Your task is to print all of the material verbatim.

## START SOURCE MATERIAL

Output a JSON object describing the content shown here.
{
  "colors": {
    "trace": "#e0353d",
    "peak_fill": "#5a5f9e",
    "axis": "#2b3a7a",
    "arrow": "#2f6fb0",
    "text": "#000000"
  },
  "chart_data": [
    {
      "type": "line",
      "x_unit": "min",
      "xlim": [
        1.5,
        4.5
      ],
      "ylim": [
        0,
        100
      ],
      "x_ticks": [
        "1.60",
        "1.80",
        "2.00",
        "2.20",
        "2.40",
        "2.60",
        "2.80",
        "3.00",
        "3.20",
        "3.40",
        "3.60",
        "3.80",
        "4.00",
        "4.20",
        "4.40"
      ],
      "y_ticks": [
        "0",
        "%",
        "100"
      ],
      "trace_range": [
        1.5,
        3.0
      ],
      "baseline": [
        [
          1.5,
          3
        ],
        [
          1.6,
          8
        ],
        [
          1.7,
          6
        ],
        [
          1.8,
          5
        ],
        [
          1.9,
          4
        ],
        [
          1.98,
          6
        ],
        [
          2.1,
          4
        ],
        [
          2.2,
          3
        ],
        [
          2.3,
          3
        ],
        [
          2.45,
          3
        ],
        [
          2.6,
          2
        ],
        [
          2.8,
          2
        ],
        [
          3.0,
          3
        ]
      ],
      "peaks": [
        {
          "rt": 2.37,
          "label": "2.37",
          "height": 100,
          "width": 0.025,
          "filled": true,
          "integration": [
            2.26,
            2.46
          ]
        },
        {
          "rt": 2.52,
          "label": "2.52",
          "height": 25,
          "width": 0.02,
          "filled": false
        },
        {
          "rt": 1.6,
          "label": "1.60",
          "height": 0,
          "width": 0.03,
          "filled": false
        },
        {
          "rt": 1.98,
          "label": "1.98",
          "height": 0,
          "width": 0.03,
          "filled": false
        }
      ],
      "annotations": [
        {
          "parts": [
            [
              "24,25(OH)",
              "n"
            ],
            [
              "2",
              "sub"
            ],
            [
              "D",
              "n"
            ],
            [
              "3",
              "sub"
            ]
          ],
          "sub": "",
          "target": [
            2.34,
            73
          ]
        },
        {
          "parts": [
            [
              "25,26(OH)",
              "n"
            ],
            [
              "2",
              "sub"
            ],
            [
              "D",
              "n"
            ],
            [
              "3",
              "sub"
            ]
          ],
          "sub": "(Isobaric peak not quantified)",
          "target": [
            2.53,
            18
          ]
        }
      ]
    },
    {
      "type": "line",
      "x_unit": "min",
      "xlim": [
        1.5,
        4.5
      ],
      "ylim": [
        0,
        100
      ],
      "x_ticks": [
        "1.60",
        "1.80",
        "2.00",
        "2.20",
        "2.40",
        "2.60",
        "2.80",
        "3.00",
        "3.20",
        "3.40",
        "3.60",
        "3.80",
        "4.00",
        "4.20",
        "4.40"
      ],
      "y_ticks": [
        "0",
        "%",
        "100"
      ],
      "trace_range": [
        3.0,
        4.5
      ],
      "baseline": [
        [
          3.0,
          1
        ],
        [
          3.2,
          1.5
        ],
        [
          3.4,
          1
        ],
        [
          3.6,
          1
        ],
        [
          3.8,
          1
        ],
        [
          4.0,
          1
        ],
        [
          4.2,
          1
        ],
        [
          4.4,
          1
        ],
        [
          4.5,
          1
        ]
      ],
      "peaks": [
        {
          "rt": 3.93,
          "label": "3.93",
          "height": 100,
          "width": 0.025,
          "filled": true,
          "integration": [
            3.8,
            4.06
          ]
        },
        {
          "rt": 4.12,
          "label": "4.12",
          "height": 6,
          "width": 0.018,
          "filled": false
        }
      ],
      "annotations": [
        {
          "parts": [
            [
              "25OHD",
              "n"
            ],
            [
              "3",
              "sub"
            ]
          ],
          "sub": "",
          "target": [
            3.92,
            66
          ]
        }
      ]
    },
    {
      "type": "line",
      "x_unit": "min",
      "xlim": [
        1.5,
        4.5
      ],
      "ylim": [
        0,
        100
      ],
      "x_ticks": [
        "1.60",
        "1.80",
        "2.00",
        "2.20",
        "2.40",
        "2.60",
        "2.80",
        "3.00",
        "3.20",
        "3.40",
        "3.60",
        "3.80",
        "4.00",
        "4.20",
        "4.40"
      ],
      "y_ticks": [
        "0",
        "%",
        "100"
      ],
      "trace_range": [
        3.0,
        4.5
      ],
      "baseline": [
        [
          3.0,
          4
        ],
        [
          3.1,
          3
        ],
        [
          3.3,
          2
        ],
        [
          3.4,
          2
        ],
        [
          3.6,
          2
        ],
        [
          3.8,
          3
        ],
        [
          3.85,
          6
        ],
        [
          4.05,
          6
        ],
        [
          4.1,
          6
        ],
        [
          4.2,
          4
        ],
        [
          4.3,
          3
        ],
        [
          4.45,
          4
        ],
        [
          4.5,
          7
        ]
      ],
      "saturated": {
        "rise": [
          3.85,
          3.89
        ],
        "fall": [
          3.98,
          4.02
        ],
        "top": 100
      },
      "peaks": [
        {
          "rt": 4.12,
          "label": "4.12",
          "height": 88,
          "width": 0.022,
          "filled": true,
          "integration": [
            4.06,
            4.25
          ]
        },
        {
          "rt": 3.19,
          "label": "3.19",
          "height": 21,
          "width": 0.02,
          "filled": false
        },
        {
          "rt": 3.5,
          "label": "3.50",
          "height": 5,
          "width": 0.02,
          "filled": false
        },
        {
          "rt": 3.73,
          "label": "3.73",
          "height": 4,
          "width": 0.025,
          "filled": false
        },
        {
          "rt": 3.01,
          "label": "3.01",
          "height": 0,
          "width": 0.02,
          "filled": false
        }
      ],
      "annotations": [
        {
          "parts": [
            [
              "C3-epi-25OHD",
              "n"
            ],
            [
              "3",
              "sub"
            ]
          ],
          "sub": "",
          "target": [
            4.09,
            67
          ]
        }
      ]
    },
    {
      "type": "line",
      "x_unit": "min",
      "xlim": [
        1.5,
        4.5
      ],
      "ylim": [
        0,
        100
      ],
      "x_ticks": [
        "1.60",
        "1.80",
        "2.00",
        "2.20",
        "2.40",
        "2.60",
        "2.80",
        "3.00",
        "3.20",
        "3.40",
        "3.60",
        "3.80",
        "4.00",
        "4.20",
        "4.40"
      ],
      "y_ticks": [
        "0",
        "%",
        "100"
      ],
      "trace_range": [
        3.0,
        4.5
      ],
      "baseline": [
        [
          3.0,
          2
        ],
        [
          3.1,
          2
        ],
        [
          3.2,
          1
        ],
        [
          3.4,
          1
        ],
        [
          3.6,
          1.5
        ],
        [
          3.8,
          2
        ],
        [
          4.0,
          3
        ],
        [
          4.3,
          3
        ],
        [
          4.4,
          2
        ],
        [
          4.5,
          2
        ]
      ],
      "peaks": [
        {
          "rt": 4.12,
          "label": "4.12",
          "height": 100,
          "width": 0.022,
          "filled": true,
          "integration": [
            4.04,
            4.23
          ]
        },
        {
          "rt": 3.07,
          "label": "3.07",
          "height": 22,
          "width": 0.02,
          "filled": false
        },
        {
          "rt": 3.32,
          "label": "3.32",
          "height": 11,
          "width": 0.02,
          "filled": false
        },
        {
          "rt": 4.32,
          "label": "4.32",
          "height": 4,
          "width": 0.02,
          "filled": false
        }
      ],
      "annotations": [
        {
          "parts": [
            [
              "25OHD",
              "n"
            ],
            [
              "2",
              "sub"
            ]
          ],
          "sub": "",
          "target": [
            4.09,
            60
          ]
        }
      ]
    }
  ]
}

## END SOURCE MATERIAL

- EXERCISE ANSWER -
Output a JSON object describing the content shown here.
{
  "colors": {
    "trace": "#e0353d",
    "peak_fill": "#5a5f9e",
    "axis": "#2b3a7a",
    "arrow": "#2f6fb0",
    "text": "#000000"
  },
  "chart_data": [
    {
      "type": "line",
      "x_unit": "min",
      "xlim": [
        1.5,
        4.5
      ],
      "ylim": [
        0,
        100
      ],
      "x_ticks": [
        "1.60",
        "1.80",
        "2.00",
        "2.20",
        "2.40",
        "2.60",
        "2.80",
        "3.00",
        "3.20",
        "3.40",
        "3.60",
        "3.80",
        "4.00",
        "4.20",
        "4.40"
      ],
      "y_ticks": [
        "0",
        "%",
        "100"
      ],
      "trace_range": [
        1.5,
        3.0
      ],
      "baseline": [
        [
          1.5,
          3
        ],
        [
          1.6,
          8
        ],
        [
          1.7,
          6
        ],
        [
          1.8,
          5
        ],
        [
          1.9,
          4
        ],
        [
          1.98,
          6
        ],
        [
          2.1,
          4
        ],
        [
          2.2,
          3
        ],
        [
          2.3,
          3
        ],
        [
          2.45,
          3
        ],
        [
          2.6,
          2
        ],
        [
          2.8,
          2
        ],
        [
          3.0,
          3
        ]
      ],
      "peaks": [
        {
          "rt": 2.37,
          "label": "2.37",
          "height": 100,
          "width": 0.025,
          "filled": true,
          "integration": [
            2.26,
            2.46
          ]
        },
        {
          "rt": 2.52,
          "label": "2.52",
          "height": 25,
          "width": 0.02,
          "filled": false
        },
        {
          "rt": 1.6,
          "label": "1.60",
          "height": 0,
          "width": 0.03,
          "filled": false
        },
        {
          "rt": 1.98,
          "label": "1.98",
          "height": 0,
          "width": 0.03,
          "filled": false
        }
      ],
      "annotations": [
        {
          "parts": [
            [
              "24,25(OH)",
              "n"
            ],
            [
              "2",
              "sub"
            ],
            [
              "D",
              "n"
            ],
            [
              "3",
              "sub"
            ]
          ],
          "sub": "",
          "target": [
            2.34,
            73
          ]
        },
        {
          "parts": [
            [
              "25,26(OH)",
              "n"
            ],
            [
              "2",
              "sub"
            ],
            [
              "D",
              "n"
            ],
            [
              "3",
              "sub"
            ]
          ],
          "sub": "(Isobaric peak not quantified)",
          "target": [
            2.53,
            18
          ]
        }
      ]
    },
    {
      "type": "line",
      "x_unit": "min",
      "xlim": [
        1.5,
        4.5
      ],
      "ylim": [
        0,
        100
      ],
      "x_ticks": [
        "1.60",
        "1.80",
        "2.00",
        "2.20",
        "2.40",
        "2.60",
        "2.80",
        "3.00",
        "3.20",
        "3.40",
        "3.60",
        "3.80",
        "4.00",
        "4.20",
        "4.40"
      ],
      "y_ticks": [
        "0",
        "%",
        "100"
      ],
      "trace_range": [
        3.0,
        4.5
      ],
      "baseline": [
        [
          3.0,
          1
        ],
        [
          3.2,
          1.5
        ],
        [
          3.4,
          1
        ],
        [
          3.6,
          1
        ],
        [
          3.8,
          1
        ],
        [
          4.0,
          1
        ],
        [
          4.2,
          1
        ],
        [
          4.4,
          1
        ],
        [
          4.5,
          1
        ]
      ],
      "peaks": [
        {
          "rt": 3.93,
          "label": "3.93",
          "height": 100,
          "width": 0.025,
          "filled": true,
          "integration": [
            3.8,
            4.06
          ]
        },
        {
          "rt": 4.12,
          "label": "4.12",
          "height": 6,
          "width": 0.018,
          "filled": false
        }
      ],
      "annotations": [
        {
          "parts": [
            [
              "25OHD",
              "n"
            ],
            [
              "3",
              "sub"
            ]
          ],
          "sub": "",
          "target": [
            3.92,
            66
          ]
        }
      ]
    },
    {
      "type": "line",
      "x_unit": "min",
      "xlim": [
        1.5,
        4.5
      ],
      "ylim": [
        0,
        100
      ],
      "x_ticks": [
        "1.60",
        "1.80",
        "2.00",
        "2.20",
        "2.40",
        "2.60",
        "2.80",
        "3.00",
        "3.20",
        "3.40",
        "3.60",
        "3.80",
        "4.00",
        "4.20",
        "4.40"
      ],
      "y_ticks": [
        "0",
        "%",
        "100"
      ],
      "trace_range": [
        3.0,
        4.5
      ],
      "baseline": [
        [
          3.0,
          4
        ],
        [
          3.1,
          3
        ],
        [
          3.3,
          2
        ],
        [
          3.4,
          2
        ],
        [
          3.6,
          2
        ],
        [
          3.8,
          3
        ],
        [
          3.85,
          6
        ],
        [
          4.05,
          6
        ],
        [
          4.1,
          6
        ],
        [
          4.2,
          4
        ],
        [
          4.3,
          3
        ],
        [
          4.45,
          4
        ],
        [
          4.5,
          7
        ]
      ],
      "saturated": {
        "rise": [
          3.85,
          3.89
        ],
        "fall": [
          3.98,
          4.02
        ],
        "top": 100
      },
      "peaks": [
        {
          "rt": 4.12,
          "label": "4.12",
          "height": 88,
          "width": 0.022,
          "filled": true,
          "integration": [
            4.06,
            4.25
          ]
        },
        {
          "rt": 3.19,
          "label": "3.19",
          "height": 21,
          "width": 0.02,
          "filled": false
        },
        {
          "rt": 3.5,
          "label": "3.50",
          "height": 5,
          "width": 0.02,
          "filled": false
        },
        {
          "rt": 3.73,
          "label": "3.73",
          "height": 4,
          "width": 0.025,
          "filled": false
        },
        {
          "rt": 3.01,
          "label": "3.01",
          "height": 0,
          "width": 0.02,
          "filled": false
        }
      ],
      "annotations": [
        {
          "parts": [
            [
              "C3-epi-25OHD",
              "n"
            ],
            [
              "3",
              "sub"
            ]
          ],
          "sub": "",
          "target": [
            4.09,
            67
          ]
        }
      ]
    },
    {
      "type": "line",
      "x_unit": "min",
      "xlim": [
        1.5,
        4.5
      ],
      "ylim": [
        0,
        100
      ],
      "x_ticks": [
        "1.60",
        "1.80",
        "2.00",
        "2.20",
        "2.40",
        "2.60",
        "2.80",
        "3.00",
        "3.20",
        "3.40",
        "3.60",
        "3.80",
        "4.00",
        "4.20",
        "4.40"
      ],
      "y_ticks": [
        "0",
        "%",
        "100"
      ],
      "trace_range": [
        3.0,
        4.5
      ],
      "baseline": [
        [
          3.0,
          2
        ],
        [
          3.1,
          2
        ],
        [
          3.2,
          1
        ],
        [
          3.4,
          1
        ],
        [
          3.6,
          1.5
        ],
        [
          3.8,
          2
        ],
        [
          4.0,
          3
        ],
        [
          4.3,
          3
        ],
        [
          4.4,
          2
        ],
        [
          4.5,
          2
        ]
      ],
      "peaks": [
        {
          "rt": 4.12,
          "label": "4.12",
          "height": 100,
          "width": 0.022,
          "filled": true,
          "integration": [
            4.04,
            4.23
          ]
        },
        {
          "rt": 3.07,
          "label": "3.07",
          "height": 22,
          "width": 0.02,
          "filled": false
        },
        {
          "rt": 3.32,
          "label": "3.32",
          "height": 11,
          "width": 0.02,
          "filled": false
        },
        {
          "rt": 4.32,
          "label": "4.32",
          "height": 4,
          "width": 0.02,
          "filled": false
        }
      ],
      "annotations": [
        {
          "parts": [
            [
              "25OHD",
              "n"
            ],
            [
              "2",
              "sub"
            ]
          ],
          "sub": "",
          "target": [
            4.09,
            60
          ]
        }
      ]
    }
  ]
}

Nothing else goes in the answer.